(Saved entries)
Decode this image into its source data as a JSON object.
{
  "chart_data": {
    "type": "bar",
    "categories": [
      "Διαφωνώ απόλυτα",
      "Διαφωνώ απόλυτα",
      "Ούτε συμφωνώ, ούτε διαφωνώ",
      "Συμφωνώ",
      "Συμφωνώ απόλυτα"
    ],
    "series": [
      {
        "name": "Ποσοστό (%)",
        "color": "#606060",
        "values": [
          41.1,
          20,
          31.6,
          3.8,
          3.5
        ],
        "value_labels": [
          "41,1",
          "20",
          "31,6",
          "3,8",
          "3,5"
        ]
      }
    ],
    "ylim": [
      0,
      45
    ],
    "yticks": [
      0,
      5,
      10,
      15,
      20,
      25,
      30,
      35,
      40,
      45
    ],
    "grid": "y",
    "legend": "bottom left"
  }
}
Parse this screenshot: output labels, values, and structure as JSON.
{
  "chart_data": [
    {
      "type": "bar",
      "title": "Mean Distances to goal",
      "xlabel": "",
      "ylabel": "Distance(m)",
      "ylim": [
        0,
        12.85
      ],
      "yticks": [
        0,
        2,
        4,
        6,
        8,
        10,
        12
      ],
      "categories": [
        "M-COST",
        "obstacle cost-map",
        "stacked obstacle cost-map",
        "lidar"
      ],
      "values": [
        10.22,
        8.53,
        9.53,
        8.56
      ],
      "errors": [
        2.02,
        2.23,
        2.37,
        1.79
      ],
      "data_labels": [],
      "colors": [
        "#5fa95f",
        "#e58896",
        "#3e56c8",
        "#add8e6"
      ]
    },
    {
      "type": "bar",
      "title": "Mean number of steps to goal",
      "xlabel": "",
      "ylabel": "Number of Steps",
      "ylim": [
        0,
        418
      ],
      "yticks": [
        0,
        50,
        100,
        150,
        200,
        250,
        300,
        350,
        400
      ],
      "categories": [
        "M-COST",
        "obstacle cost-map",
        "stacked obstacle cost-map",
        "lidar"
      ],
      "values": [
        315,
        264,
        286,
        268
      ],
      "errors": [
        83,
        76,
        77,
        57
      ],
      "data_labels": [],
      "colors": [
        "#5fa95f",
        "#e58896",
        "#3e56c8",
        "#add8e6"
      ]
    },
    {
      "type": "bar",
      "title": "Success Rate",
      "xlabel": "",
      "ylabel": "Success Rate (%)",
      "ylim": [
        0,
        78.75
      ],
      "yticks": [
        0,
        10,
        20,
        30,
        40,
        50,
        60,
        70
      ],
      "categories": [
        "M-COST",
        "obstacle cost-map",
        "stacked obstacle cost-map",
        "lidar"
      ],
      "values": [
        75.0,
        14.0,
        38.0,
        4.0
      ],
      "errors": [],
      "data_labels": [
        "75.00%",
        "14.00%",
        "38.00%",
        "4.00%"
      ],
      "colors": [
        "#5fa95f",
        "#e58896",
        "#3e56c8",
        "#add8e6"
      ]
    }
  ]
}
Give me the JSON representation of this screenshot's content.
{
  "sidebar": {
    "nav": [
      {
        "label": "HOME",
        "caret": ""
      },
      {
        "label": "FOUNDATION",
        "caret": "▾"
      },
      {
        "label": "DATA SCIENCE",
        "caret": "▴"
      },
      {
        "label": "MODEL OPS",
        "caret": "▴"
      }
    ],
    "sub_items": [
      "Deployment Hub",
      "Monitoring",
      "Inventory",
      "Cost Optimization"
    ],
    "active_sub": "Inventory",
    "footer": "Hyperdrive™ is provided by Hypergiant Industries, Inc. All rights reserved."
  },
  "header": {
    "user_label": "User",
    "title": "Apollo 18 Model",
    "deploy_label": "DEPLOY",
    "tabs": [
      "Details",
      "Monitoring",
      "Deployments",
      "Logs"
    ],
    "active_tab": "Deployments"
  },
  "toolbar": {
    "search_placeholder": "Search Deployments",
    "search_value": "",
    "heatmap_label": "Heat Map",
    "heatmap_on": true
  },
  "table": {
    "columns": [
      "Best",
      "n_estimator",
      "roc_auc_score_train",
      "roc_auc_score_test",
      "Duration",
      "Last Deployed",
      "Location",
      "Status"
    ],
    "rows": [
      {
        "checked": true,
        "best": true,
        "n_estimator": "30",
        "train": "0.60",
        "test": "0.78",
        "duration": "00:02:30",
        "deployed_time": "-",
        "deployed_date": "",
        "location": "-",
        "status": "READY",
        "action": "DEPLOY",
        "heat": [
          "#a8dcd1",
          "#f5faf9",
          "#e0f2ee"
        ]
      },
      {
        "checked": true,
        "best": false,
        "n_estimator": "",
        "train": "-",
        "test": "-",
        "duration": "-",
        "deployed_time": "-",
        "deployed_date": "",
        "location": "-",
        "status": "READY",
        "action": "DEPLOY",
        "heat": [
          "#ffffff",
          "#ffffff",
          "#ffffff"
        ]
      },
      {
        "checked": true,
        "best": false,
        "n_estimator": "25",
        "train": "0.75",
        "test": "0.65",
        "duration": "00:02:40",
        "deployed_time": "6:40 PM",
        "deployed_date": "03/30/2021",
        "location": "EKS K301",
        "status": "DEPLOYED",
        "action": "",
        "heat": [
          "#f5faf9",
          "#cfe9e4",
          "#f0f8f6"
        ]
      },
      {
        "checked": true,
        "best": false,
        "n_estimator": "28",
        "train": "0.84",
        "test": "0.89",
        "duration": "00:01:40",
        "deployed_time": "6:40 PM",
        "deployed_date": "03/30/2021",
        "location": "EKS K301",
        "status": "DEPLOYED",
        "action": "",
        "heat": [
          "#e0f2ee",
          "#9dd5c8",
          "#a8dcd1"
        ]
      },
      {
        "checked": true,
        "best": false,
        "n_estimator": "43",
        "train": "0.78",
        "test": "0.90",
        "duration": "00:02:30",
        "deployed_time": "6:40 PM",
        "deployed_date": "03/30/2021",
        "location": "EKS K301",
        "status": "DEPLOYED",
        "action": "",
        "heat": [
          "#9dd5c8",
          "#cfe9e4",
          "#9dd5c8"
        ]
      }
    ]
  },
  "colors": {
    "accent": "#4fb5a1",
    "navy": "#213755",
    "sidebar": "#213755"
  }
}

▸ Task statement
Reproduce all the data word for word.

▸ Solved problem
Decode this image into its source data as a JSON object.
{
  "chart_data": {
    "type": "bar",
    "categories": [
      "Διαφωνώ απόλυτα",
      "Διαφωνώ απόλυτα",
      "Ούτε συμφωνώ, ούτε διαφωνώ",
      "Συμφωνώ",
      "Συμφωνώ απόλυτα"
    ],
    "series": [
      {
        "name": "Ποσοστό (%)",
        "color": "#606060",
        "values": [
          41.1,
          20,
          31.6,
          3.8,
          3.5
        ],
        "value_labels": [
          "41,1",
          "20",
          "31,6",
          "3,8",
          "3,5"
        ]
      }
    ],
    "ylim": [
      0,
      45
    ],
    "yticks": [
      0,
      5,
      10,
      15,
      20,
      25,
      30,
      35,
      40,
      45
    ],
    "grid": "y",
    "legend": "bottom left"
  }
}
Parse this screenshot: output labels, values, and structure as JSON.
{
  "chart_data": [
    {
      "type": "bar",
      "title": "Mean Distances to goal",
      "xlabel": "",
      "ylabel": "Distance(m)",
      "ylim": [
        0,
        12.85
      ],
      "yticks": [
        0,
        2,
        4,
        6,
        8,
        10,
        12
      ],
      "categories": [
        "M-COST",
        "obstacle cost-map",
        "stacked obstacle cost-map",
        "lidar"
      ],
      "values": [
        10.22,
        8.53,
        9.53,
        8.56
      ],
      "errors": [
        2.02,
        2.23,
        2.37,
        1.79
      ],
      "data_labels": [],
      "colors": [
        "#5fa95f",
        "#e58896",
        "#3e56c8",
        "#add8e6"
      ]
    },
    {
      "type": "bar",
      "title": "Mean number of steps to goal",
      "xlabel": "",
      "ylabel": "Number of Steps",
      "ylim": [
        0,
        418
      ],
      "yticks": [
        0,
        50,
        100,
        150,
        200,
        250,
        300,
        350,
        400
      ],
      "categories": [
        "M-COST",
        "obstacle cost-map",
        "stacked obstacle cost-map",
        "lidar"
      ],
      "values": [
        315,
        264,
        286,
        268
      ],
      "errors": [
        83,
        76,
        77,
        57
      ],
      "data_labels": [],
      "colors": [
        "#5fa95f",
        "#e58896",
        "#3e56c8",
        "#add8e6"
      ]
    },
    {
      "type": "bar",
      "title": "Success Rate",
      "xlabel": "",
      "ylabel": "Success Rate (%)",
      "ylim": [
        0,
        78.75
      ],
      "yticks": [
        0,
        10,
        20,
        30,
        40,
        50,
        60,
        70
      ],
      "categories": [
        "M-COST",
        "obstacle cost-map",
        "stacked obstacle cost-map",
        "lidar"
      ],
      "values": [
        75.0,
        14.0,
        38.0,
        4.0
      ],
      "errors": [],
      "data_labels": [
        "75.00%",
        "14.00%",
        "38.00%",
        "4.00%"
      ],
      "colors": [
        "#5fa95f",
        "#e58896",
        "#3e56c8",
        "#add8e6"
      ]
    }
  ]
}
Give me the JSON representation of this screenshot's content.
{
  "sidebar": {
    "nav": [
      {
        "label": "HOME",
        "caret": ""
      },
      {
        "label": "FOUNDATION",
        "caret": "▾"
      },
      {
        "label": "DATA SCIENCE",
        "caret": "▴"
      },
      {
        "label": "MODEL OPS",
        "caret": "▴"
      }
    ],
    "sub_items": [
      "Deployment Hub",
      "Monitoring",
      "Inventory",
      "Cost Optimization"
    ],
    "active_sub": "Inventory",
    "footer": "Hyperdrive™ is provided by Hypergiant Industries, Inc. All rights reserved."
  },
  "header": {
    "user_label": "User",
    "title": "Apollo 18 Model",
    "deploy_label": "DEPLOY",
    "tabs": [
      "Details",
      "Monitoring",
      "Deployments",
      "Logs"
    ],
    "active_tab": "Deployments"
  },
  "toolbar": {
    "search_placeholder": "Search Deployments",
    "search_value": "",
    "heatmap_label": "Heat Map",
    "heatmap_on": true
  },
  "table": {
    "columns": [
      "Best",
      "n_estimator",
      "roc_auc_score_train",
      "roc_auc_score_test",
      "Duration",
      "Last Deployed",
      "Location",
      "Status"
    ],
    "rows": [
      {
        "checked": true,
        "best": true,
        "n_estimator": "30",
        "train": "0.60",
        "test": "0.78",
        "duration": "00:02:30",
        "deployed_time": "-",
        "deployed_date": "",
        "location": "-",
        "status": "READY",
        "action": "DEPLOY",
        "heat": [
          "#a8dcd1",
          "#f5faf9",
          "#e0f2ee"
        ]
      },
      {
        "checked": true,
        "best": false,
        "n_estimator": "",
        "train": "-",
        "test": "-",
        "duration": "-",
        "deployed_time": "-",
        "deployed_date": "",
        "location": "-",
        "status": "READY",
        "action": "DEPLOY",
        "heat": [
          "#ffffff",
          "#ffffff",
          "#ffffff"
        ]
      },
      {
        "checked": true,
        "best": false,
        "n_estimator": "25",
        "train": "0.75",
        "test": "0.65",
        "duration": "00:02:40",
        "deployed_time": "6:40 PM",
        "deployed_date": "03/30/2021",
        "location": "EKS K301",
        "status": "DEPLOYED",
        "action": "",
        "heat": [
          "#f5faf9",
          "#cfe9e4",
          "#f0f8f6"
        ]
      },
      {
        "checked": true,
        "best": false,
        "n_estimator": "28",
        "train": "0.84",
        "test": "0.89",
        "duration": "00:01:40",
        "deployed_time": "6:40 PM",
        "deployed_date": "03/30/2021",
        "location": "EKS K301",
        "status": "DEPLOYED",
        "action": "",
        "heat": [
          "#e0f2ee",
          "#9dd5c8",
          "#a8dcd1"
        ]
      },
      {
        "checked": true,
        "best": false,
        "n_estimator": "43",
        "train": "0.78",
        "test": "0.90",
        "duration": "00:02:30",
        "deployed_time": "6:40 PM",
        "deployed_date": "03/30/2021",
        "location": "EKS K301",
        "status": "DEPLOYED",
        "action": "",
        "heat": [
          "#9dd5c8",
          "#cfe9e4",
          "#9dd5c8"
        ]
      }
    ]
  },
  "colors": {
    "accent": "#4fb5a1",
    "navy": "#213755",
    "sidebar": "#213755"
  }
}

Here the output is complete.